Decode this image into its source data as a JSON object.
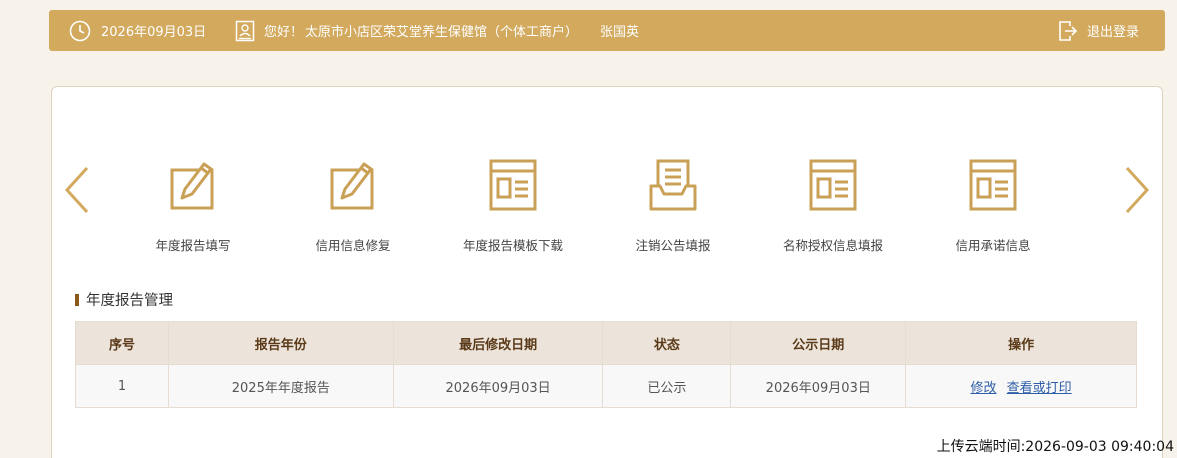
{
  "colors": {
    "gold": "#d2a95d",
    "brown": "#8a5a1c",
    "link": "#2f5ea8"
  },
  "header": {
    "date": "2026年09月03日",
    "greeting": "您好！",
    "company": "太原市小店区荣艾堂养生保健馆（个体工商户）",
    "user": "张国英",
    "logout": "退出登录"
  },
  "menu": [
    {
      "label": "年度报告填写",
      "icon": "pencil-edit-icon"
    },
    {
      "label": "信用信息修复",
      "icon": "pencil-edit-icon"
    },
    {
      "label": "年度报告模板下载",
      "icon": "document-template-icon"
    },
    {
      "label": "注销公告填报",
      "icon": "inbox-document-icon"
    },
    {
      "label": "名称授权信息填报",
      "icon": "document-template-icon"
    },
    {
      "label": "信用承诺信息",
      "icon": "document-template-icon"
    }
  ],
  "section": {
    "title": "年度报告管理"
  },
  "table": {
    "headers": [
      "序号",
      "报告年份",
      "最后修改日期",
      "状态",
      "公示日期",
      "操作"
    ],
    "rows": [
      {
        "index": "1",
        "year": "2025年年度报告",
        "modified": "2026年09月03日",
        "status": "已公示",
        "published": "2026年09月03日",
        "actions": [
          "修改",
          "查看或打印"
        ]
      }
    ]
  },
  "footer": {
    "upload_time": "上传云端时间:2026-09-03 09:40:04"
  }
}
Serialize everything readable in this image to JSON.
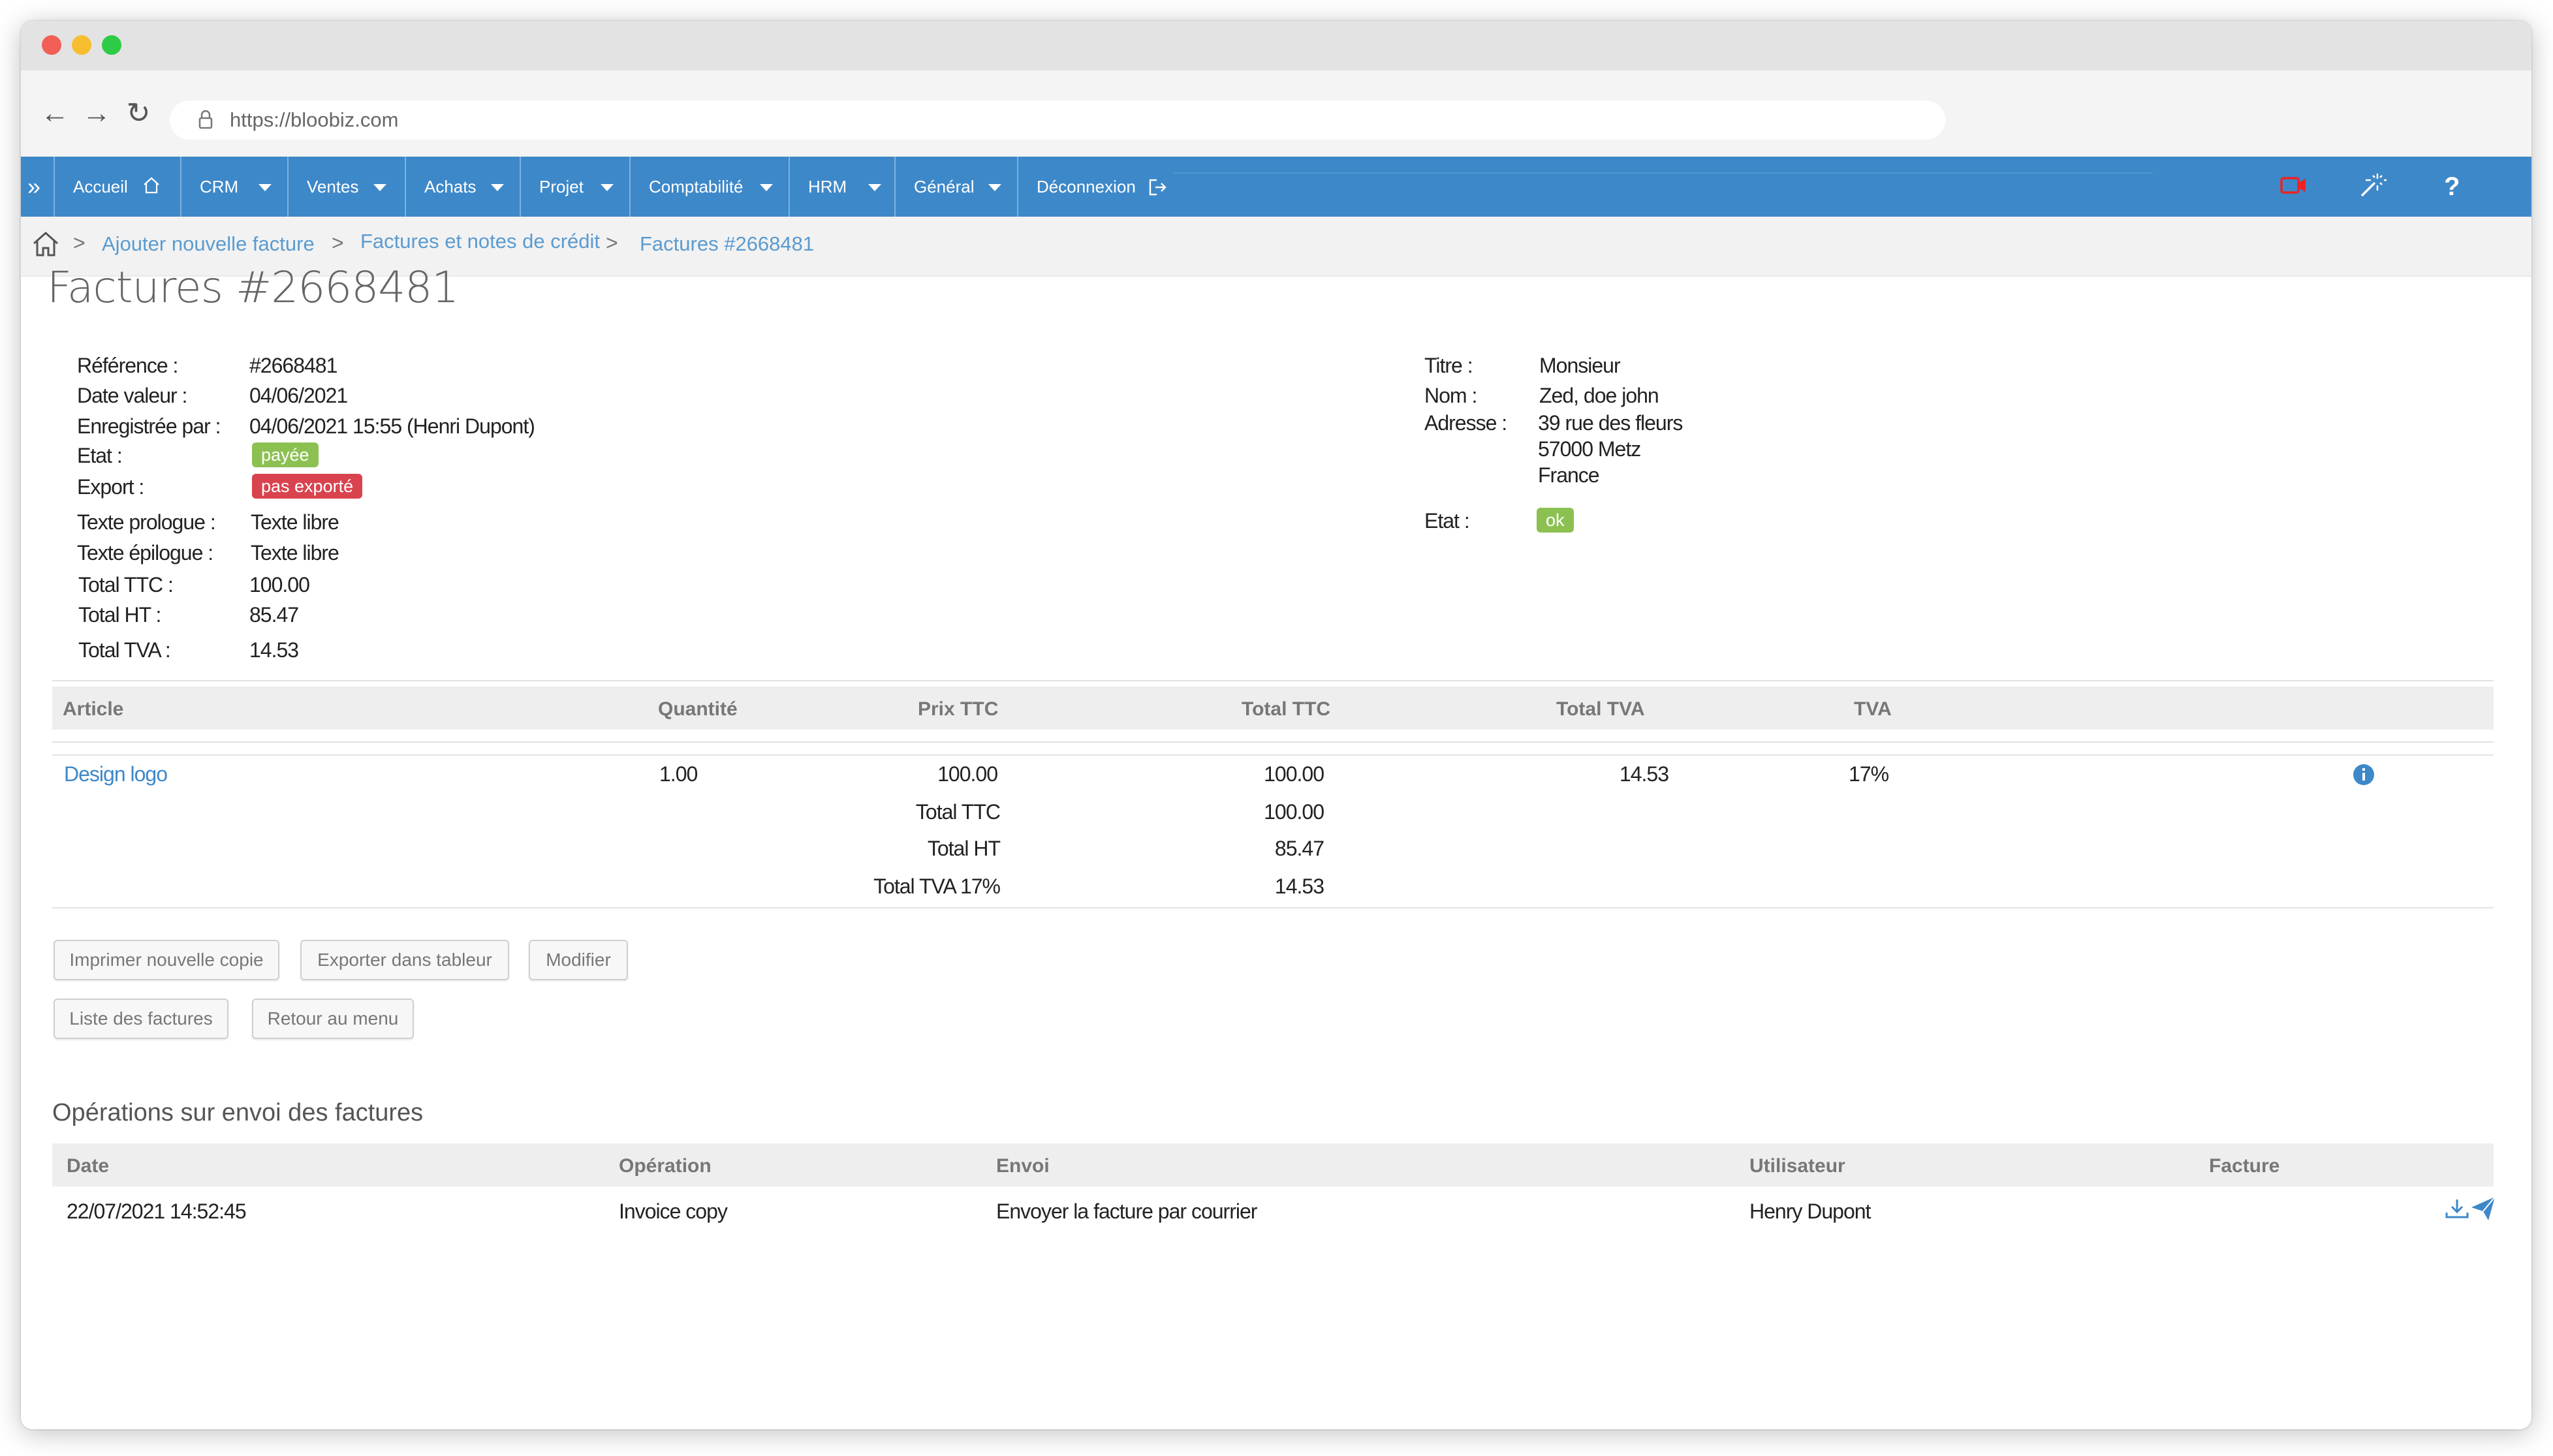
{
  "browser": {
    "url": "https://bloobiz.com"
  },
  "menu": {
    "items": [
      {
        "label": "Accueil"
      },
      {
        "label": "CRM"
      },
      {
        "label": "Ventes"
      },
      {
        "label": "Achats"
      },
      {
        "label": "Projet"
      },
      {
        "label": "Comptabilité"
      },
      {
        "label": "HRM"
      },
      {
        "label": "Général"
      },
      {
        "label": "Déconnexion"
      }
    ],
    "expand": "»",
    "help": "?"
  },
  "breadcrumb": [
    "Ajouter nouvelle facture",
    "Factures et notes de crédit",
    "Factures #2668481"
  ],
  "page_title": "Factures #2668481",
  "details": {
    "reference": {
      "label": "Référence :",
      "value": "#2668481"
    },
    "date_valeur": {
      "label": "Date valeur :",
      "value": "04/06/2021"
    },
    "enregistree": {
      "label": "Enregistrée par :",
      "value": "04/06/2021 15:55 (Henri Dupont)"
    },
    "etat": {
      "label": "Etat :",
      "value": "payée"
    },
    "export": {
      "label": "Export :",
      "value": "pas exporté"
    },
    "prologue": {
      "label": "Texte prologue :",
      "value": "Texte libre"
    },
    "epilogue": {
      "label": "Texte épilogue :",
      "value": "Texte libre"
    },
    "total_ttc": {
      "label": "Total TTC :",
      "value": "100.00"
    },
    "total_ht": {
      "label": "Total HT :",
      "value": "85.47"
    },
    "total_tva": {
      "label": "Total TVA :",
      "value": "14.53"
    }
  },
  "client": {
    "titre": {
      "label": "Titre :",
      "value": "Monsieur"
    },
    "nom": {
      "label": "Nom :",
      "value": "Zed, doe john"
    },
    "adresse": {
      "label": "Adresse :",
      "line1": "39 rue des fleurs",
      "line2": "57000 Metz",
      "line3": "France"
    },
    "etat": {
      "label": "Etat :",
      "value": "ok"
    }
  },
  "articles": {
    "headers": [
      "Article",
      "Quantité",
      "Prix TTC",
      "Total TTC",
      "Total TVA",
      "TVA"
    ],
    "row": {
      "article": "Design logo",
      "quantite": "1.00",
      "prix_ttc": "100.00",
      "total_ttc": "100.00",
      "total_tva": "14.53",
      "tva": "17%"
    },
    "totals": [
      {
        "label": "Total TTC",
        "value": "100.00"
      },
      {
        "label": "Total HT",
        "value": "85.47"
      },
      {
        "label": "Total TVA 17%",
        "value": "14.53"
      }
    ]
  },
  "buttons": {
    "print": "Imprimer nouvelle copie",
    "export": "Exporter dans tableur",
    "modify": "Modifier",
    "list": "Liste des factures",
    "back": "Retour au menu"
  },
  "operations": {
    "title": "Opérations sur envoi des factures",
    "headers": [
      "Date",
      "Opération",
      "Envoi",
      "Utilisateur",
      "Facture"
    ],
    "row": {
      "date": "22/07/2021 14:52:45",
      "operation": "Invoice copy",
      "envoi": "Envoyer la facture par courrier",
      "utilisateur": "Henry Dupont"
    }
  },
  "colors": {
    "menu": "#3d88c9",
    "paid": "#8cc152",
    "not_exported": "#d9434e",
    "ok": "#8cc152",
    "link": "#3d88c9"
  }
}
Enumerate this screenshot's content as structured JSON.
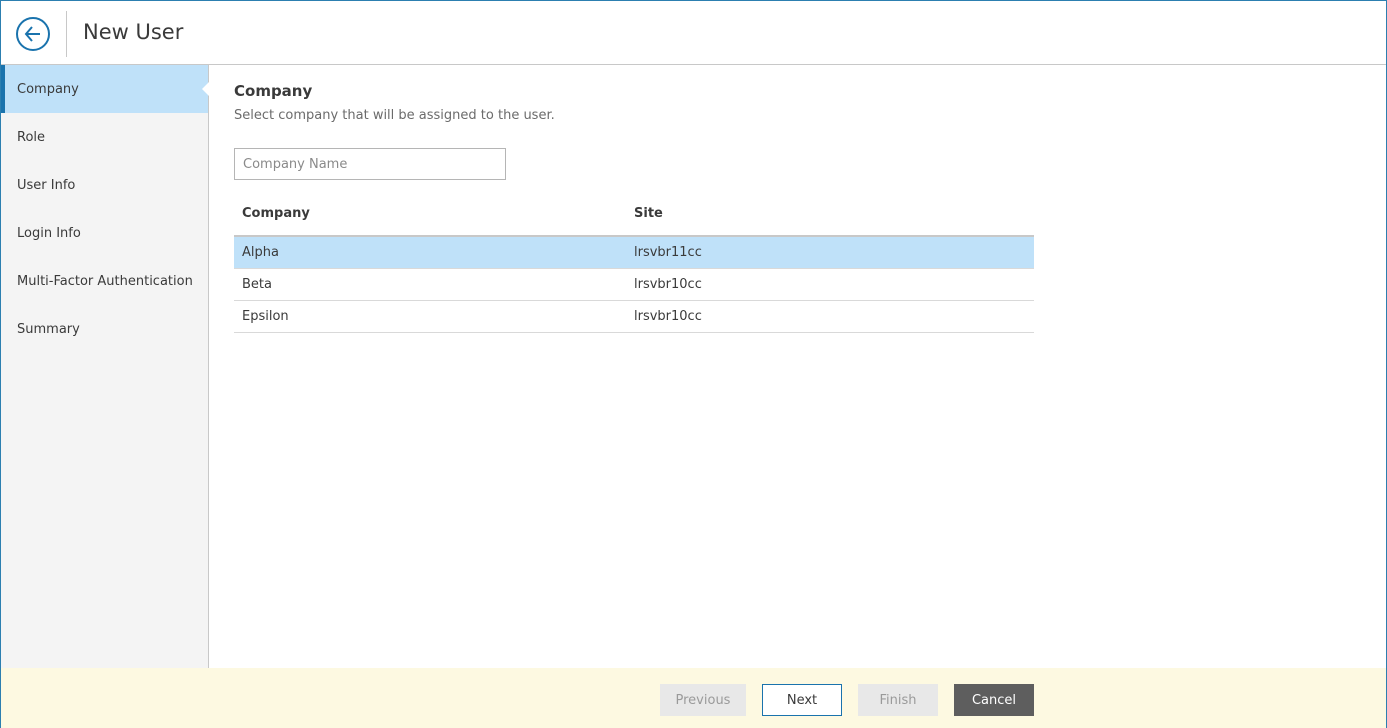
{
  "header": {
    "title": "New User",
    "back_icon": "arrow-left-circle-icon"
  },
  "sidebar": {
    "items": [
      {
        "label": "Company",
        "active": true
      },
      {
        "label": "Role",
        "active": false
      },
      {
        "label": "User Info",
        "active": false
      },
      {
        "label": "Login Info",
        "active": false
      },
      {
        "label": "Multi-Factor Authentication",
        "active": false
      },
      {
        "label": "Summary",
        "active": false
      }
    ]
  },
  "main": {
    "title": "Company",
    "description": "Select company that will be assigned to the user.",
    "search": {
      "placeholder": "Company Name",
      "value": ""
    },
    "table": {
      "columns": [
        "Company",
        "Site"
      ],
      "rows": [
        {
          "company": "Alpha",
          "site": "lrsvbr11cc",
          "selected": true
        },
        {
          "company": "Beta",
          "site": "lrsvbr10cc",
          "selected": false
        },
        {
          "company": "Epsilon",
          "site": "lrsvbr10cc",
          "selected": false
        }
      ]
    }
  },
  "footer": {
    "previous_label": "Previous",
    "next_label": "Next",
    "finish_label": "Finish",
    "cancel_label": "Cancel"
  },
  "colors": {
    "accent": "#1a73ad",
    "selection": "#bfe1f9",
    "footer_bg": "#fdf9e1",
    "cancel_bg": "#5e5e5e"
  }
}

--------------------------------------------------

Given task
From the line containing "Enumerate this screenshot's" to the end of the data above, give those lines again verbatim, with both endpoints included and no images.

Full solution
Enumerate this screenshot's content as structured JSON.
{
  "header": {
    "title": "New User",
    "back_icon": "arrow-left-circle-icon"
  },
  "sidebar": {
    "items": [
      {
        "label": "Company",
        "active": true
      },
      {
        "label": "Role",
        "active": false
      },
      {
        "label": "User Info",
        "active": false
      },
      {
        "label": "Login Info",
        "active": false
      },
      {
        "label": "Multi-Factor Authentication",
        "active": false
      },
      {
        "label": "Summary",
        "active": false
      }
    ]
  },
  "main": {
    "title": "Company",
    "description": "Select company that will be assigned to the user.",
    "search": {
      "placeholder": "Company Name",
      "value": ""
    },
    "table": {
      "columns": [
        "Company",
        "Site"
      ],
      "rows": [
        {
          "company": "Alpha",
          "site": "lrsvbr11cc",
          "selected": true
        },
        {
          "company": "Beta",
          "site": "lrsvbr10cc",
          "selected": false
        },
        {
          "company": "Epsilon",
          "site": "lrsvbr10cc",
          "selected": false
        }
      ]
    }
  },
  "footer": {
    "previous_label": "Previous",
    "next_label": "Next",
    "finish_label": "Finish",
    "cancel_label": "Cancel"
  },
  "colors": {
    "accent": "#1a73ad",
    "selection": "#bfe1f9",
    "footer_bg": "#fdf9e1",
    "cancel_bg": "#5e5e5e"
  }
}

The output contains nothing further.